What the task requires: Print the listing that follows, character for character.

# Start of Raw records

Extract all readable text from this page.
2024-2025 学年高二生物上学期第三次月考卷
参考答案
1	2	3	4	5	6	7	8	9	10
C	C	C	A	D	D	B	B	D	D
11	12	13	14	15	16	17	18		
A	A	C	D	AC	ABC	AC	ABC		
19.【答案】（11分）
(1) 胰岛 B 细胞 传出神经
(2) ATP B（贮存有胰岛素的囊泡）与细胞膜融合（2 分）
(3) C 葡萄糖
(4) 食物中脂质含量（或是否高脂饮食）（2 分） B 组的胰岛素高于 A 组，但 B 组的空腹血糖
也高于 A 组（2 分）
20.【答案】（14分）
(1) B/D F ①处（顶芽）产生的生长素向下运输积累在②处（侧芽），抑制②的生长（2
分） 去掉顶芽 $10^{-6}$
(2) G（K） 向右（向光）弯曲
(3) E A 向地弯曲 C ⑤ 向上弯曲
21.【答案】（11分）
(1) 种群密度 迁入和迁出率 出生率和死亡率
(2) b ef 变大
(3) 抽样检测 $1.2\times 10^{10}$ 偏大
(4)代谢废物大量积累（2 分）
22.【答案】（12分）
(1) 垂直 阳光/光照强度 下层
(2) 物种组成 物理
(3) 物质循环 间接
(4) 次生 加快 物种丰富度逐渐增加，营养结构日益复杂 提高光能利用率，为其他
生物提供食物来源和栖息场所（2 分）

# End of Raw records

Exercise response:
Extract all readable text from this page.
2024-2025 学年高二生物上学期第三次月考卷
参考答案
1	2	3	4	5	6	7	8	9	10
C	C	C	A	D	D	B	B	D	D
11	12	13	14	15	16	17	18		
A	A	C	D	AC	ABC	AC	ABC		
19.【答案】（11分）
(1) 胰岛 B 细胞 传出神经
(2) ATP B（贮存有胰岛素的囊泡）与细胞膜融合（2 分）
(3) C 葡萄糖
(4) 食物中脂质含量（或是否高脂饮食）（2 分） B 组的胰岛素高于 A 组，但 B 组的空腹血糖
也高于 A 组（2 分）
20.【答案】（14分）
(1) B/D F ①处（顶芽）产生的生长素向下运输积累在②处（侧芽），抑制②的生长（2
分） 去掉顶芽 $10^{-6}$
(2) G（K） 向右（向光）弯曲
(3) E A 向地弯曲 C ⑤ 向上弯曲
21.【答案】（11分）
(1) 种群密度 迁入和迁出率 出生率和死亡率
(2) b ef 变大
(3) 抽样检测 $1.2\times 10^{10}$ 偏大
(4)代谢废物大量积累（2 分）
22.【答案】（12分）
(1) 垂直 阳光/光照强度 下层
(2) 物种组成 物理
(3) 物质循环 间接
(4) 次生 加快 物种丰富度逐渐增加，营养结构日益复杂 提高光能利用率，为其他
生物提供食物来源和栖息场所（2 分）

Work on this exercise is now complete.